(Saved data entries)
((
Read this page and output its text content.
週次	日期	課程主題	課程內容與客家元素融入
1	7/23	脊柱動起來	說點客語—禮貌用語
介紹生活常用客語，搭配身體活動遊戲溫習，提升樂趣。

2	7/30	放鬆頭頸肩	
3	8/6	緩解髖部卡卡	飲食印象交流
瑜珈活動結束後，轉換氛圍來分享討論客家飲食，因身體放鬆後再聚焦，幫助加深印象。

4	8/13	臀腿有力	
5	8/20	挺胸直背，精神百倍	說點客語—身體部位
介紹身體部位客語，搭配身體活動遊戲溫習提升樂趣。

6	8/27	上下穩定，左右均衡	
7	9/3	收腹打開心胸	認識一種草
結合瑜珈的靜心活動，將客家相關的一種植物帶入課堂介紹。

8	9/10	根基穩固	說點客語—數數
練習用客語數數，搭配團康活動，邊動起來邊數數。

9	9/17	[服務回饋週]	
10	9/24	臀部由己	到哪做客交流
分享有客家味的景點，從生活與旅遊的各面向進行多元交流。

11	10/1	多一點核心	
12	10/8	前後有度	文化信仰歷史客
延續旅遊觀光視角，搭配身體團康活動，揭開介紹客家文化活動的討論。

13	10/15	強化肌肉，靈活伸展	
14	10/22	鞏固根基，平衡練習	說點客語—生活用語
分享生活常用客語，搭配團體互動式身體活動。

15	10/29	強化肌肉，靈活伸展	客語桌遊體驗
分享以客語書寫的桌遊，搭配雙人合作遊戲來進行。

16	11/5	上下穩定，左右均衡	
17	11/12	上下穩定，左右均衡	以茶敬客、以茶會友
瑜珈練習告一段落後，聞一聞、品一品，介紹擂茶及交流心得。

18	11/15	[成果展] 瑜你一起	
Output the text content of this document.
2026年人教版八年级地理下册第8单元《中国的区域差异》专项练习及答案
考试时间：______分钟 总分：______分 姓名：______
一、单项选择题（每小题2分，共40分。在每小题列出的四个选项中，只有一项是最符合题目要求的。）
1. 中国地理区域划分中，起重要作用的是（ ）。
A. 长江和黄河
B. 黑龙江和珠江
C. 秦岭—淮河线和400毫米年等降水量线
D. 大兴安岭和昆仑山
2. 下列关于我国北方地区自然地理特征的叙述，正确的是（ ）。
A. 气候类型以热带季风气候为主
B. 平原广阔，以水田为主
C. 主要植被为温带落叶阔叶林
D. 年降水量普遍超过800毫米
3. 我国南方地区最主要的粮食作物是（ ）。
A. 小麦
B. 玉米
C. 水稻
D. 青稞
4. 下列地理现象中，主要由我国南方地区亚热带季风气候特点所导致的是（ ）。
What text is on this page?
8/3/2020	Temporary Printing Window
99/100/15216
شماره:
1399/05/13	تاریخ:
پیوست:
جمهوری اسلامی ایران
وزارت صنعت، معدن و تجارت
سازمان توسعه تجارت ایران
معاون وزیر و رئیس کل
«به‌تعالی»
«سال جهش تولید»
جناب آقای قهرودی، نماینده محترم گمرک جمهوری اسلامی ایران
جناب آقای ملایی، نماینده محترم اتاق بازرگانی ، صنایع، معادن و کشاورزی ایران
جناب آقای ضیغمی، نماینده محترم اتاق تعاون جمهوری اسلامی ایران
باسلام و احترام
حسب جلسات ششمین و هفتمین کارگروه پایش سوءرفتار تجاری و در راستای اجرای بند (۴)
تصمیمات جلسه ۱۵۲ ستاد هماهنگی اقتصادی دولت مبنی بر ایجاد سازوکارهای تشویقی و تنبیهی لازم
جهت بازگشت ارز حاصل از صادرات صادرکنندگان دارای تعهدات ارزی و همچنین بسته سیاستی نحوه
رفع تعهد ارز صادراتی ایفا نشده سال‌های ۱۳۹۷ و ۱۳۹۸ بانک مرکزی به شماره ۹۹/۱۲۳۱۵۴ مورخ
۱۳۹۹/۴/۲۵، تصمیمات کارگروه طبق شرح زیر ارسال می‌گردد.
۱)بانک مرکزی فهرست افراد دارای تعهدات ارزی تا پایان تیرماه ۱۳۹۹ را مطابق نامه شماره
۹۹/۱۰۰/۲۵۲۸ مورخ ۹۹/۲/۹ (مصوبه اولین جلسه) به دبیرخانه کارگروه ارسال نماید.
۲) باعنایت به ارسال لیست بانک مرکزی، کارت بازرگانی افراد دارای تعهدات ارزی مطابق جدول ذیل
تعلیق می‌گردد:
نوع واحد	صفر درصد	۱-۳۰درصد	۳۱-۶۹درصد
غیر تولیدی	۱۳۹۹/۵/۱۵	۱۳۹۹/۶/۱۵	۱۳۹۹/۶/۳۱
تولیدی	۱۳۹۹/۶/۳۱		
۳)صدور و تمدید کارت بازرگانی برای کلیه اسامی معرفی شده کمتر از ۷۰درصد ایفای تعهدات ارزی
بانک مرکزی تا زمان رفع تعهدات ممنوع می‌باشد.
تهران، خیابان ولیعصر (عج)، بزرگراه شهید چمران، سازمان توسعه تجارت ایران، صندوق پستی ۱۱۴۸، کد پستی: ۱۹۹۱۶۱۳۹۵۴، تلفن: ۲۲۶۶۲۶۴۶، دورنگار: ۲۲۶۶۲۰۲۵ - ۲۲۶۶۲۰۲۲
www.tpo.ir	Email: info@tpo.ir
))
Reproduce the full listing exactly.

Read this page and output its text content.
週次	日期	課程主題	課程內容與客家元素融入
1	7/23	脊柱動起來	說點客語—禮貌用語
介紹生活常用客語，搭配身體活動遊戲溫習，提升樂趣。

2	7/30	放鬆頭頸肩	
3	8/6	緩解髖部卡卡	飲食印象交流
瑜珈活動結束後，轉換氛圍來分享討論客家飲食，因身體放鬆後再聚焦，幫助加深印象。

4	8/13	臀腿有力	
5	8/20	挺胸直背，精神百倍	說點客語—身體部位
介紹身體部位客語，搭配身體活動遊戲溫習提升樂趣。

6	8/27	上下穩定，左右均衡	
7	9/3	收腹打開心胸	認識一種草
結合瑜珈的靜心活動，將客家相關的一種植物帶入課堂介紹。

8	9/10	根基穩固	說點客語—數數
練習用客語數數，搭配團康活動，邊動起來邊數數。

9	9/17	[服務回饋週]	
10	9/24	臀部由己	到哪做客交流
分享有客家味的景點，從生活與旅遊的各面向進行多元交流。

11	10/1	多一點核心	
12	10/8	前後有度	文化信仰歷史客
延續旅遊觀光視角，搭配身體團康活動，揭開介紹客家文化活動的討論。

13	10/15	強化肌肉，靈活伸展	
14	10/22	鞏固根基，平衡練習	說點客語—生活用語
分享生活常用客語，搭配團體互動式身體活動。

15	10/29	強化肌肉，靈活伸展	客語桌遊體驗
分享以客語書寫的桌遊，搭配雙人合作遊戲來進行。

16	11/5	上下穩定，左右均衡	
17	11/12	上下穩定，左右均衡	以茶敬客、以茶會友
瑜珈練習告一段落後，聞一聞、品一品，介紹擂茶及交流心得。

18	11/15	[成果展] 瑜你一起	
Output the text content of this document.
2026年人教版八年级地理下册第8单元《中国的区域差异》专项练习及答案
考试时间：______分钟 总分：______分 姓名：______
一、单项选择题（每小题2分，共40分。在每小题列出的四个选项中，只有一项是最符合题目要求的。）
1. 中国地理区域划分中，起重要作用的是（ ）。
A. 长江和黄河
B. 黑龙江和珠江
C. 秦岭—淮河线和400毫米年等降水量线
D. 大兴安岭和昆仑山
2. 下列关于我国北方地区自然地理特征的叙述，正确的是（ ）。
A. 气候类型以热带季风气候为主
B. 平原广阔，以水田为主
C. 主要植被为温带落叶阔叶林
D. 年降水量普遍超过800毫米
3. 我国南方地区最主要的粮食作物是（ ）。
A. 小麦
B. 玉米
C. 水稻
D. 青稞
4. 下列地理现象中，主要由我国南方地区亚热带季风气候特点所导致的是（ ）。
What text is on this page?
8/3/2020	Temporary Printing Window
99/100/15216
شماره:
1399/05/13	تاریخ:
پیوست:
جمهوری اسلامی ایران
وزارت صنعت، معدن و تجارت
سازمان توسعه تجارت ایران
معاون وزیر و رئیس کل
«به‌تعالی»
«سال جهش تولید»
جناب آقای قهرودی، نماینده محترم گمرک جمهوری اسلامی ایران
جناب آقای ملایی، نماینده محترم اتاق بازرگانی ، صنایع، معادن و کشاورزی ایران
جناب آقای ضیغمی، نماینده محترم اتاق تعاون جمهوری اسلامی ایران
باسلام و احترام
حسب جلسات ششمین و هفتمین کارگروه پایش سوءرفتار تجاری و در راستای اجرای بند (۴)
تصمیمات جلسه ۱۵۲ ستاد هماهنگی اقتصادی دولت مبنی بر ایجاد سازوکارهای تشویقی و تنبیهی لازم
جهت بازگشت ارز حاصل از صادرات صادرکنندگان دارای تعهدات ارزی و همچنین بسته سیاستی نحوه
رفع تعهد ارز صادراتی ایفا نشده سال‌های ۱۳۹۷ و ۱۳۹۸ بانک مرکزی به شماره ۹۹/۱۲۳۱۵۴ مورخ
۱۳۹۹/۴/۲۵، تصمیمات کارگروه طبق شرح زیر ارسال می‌گردد.
۱)بانک مرکزی فهرست افراد دارای تعهدات ارزی تا پایان تیرماه ۱۳۹۹ را مطابق نامه شماره
۹۹/۱۰۰/۲۵۲۸ مورخ ۹۹/۲/۹ (مصوبه اولین جلسه) به دبیرخانه کارگروه ارسال نماید.
۲) باعنایت به ارسال لیست بانک مرکزی، کارت بازرگانی افراد دارای تعهدات ارزی مطابق جدول ذیل
تعلیق می‌گردد:
نوع واحد	صفر درصد	۱-۳۰درصد	۳۱-۶۹درصد
غیر تولیدی	۱۳۹۹/۵/۱۵	۱۳۹۹/۶/۱۵	۱۳۹۹/۶/۳۱
تولیدی	۱۳۹۹/۶/۳۱		
۳)صدور و تمدید کارت بازرگانی برای کلیه اسامی معرفی شده کمتر از ۷۰درصد ایفای تعهدات ارزی
بانک مرکزی تا زمان رفع تعهدات ممنوع می‌باشد.
تهران، خیابان ولیعصر (عج)، بزرگراه شهید چمران، سازمان توسعه تجارت ایران، صندوق پستی ۱۱۴۸، کد پستی: ۱۹۹۱۶۱۳۹۵۴، تلفن: ۲۲۶۶۲۶۴۶، دورنگار: ۲۲۶۶۲۰۲۵ - ۲۲۶۶۲۰۲۲
www.tpo.ir	Email: info@tpo.ir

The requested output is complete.